Given exercise – Only the number is wanted: tally the lines below that contain the word "options".

Data for the task –
■ ■ ■ ■
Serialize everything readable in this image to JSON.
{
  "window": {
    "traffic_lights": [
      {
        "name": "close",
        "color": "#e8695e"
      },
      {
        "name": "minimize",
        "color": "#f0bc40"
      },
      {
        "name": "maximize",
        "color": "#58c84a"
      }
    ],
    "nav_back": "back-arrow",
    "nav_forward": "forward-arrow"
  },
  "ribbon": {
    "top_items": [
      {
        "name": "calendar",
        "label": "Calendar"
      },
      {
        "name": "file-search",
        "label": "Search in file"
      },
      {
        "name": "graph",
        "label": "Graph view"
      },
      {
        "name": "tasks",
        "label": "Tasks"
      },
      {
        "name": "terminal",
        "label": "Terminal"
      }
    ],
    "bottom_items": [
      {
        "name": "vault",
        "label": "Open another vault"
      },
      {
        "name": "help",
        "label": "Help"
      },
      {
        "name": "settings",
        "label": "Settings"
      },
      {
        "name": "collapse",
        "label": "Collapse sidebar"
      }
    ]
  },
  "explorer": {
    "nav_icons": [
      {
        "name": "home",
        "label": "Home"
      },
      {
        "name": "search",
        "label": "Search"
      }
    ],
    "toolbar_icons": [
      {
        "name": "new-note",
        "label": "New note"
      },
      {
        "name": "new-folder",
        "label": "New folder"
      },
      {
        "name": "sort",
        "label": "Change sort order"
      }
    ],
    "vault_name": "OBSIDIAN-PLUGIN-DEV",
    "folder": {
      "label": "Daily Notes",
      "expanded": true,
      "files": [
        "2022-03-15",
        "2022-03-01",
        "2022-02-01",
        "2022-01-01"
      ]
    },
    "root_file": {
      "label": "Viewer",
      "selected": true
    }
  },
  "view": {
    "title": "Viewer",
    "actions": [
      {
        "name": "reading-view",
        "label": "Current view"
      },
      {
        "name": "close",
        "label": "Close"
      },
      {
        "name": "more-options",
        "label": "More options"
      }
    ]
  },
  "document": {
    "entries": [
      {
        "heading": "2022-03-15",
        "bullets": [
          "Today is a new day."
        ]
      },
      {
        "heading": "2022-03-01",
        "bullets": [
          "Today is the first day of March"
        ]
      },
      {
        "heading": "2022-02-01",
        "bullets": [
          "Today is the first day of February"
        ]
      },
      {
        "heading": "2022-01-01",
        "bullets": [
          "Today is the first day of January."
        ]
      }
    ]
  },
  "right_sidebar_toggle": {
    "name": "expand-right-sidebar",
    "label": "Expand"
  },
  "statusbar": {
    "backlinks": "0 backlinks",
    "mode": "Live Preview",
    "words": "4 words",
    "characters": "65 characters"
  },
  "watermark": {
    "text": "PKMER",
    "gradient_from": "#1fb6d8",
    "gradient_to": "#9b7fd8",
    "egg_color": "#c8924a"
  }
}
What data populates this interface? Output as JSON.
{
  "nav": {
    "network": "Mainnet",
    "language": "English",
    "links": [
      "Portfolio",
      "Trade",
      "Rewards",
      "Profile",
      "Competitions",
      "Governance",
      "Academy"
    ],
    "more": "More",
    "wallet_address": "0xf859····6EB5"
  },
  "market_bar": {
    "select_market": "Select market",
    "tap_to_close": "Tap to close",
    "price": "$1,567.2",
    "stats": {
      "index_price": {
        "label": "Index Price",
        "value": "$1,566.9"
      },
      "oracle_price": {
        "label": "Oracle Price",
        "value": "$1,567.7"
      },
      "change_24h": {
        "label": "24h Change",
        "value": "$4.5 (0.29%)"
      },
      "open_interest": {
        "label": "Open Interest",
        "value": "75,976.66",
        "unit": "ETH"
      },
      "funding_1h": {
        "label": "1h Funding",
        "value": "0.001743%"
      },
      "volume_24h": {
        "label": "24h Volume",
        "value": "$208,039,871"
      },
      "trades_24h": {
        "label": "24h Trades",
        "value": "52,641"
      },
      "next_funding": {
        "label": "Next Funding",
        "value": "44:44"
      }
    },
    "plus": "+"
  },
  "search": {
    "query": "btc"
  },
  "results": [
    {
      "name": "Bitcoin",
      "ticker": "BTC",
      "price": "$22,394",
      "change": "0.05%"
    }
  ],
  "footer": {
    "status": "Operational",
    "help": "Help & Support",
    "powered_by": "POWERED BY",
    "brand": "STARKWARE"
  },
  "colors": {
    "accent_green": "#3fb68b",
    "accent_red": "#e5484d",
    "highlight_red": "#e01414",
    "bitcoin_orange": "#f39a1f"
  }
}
■ ■ ■ ■
Exercise result – 2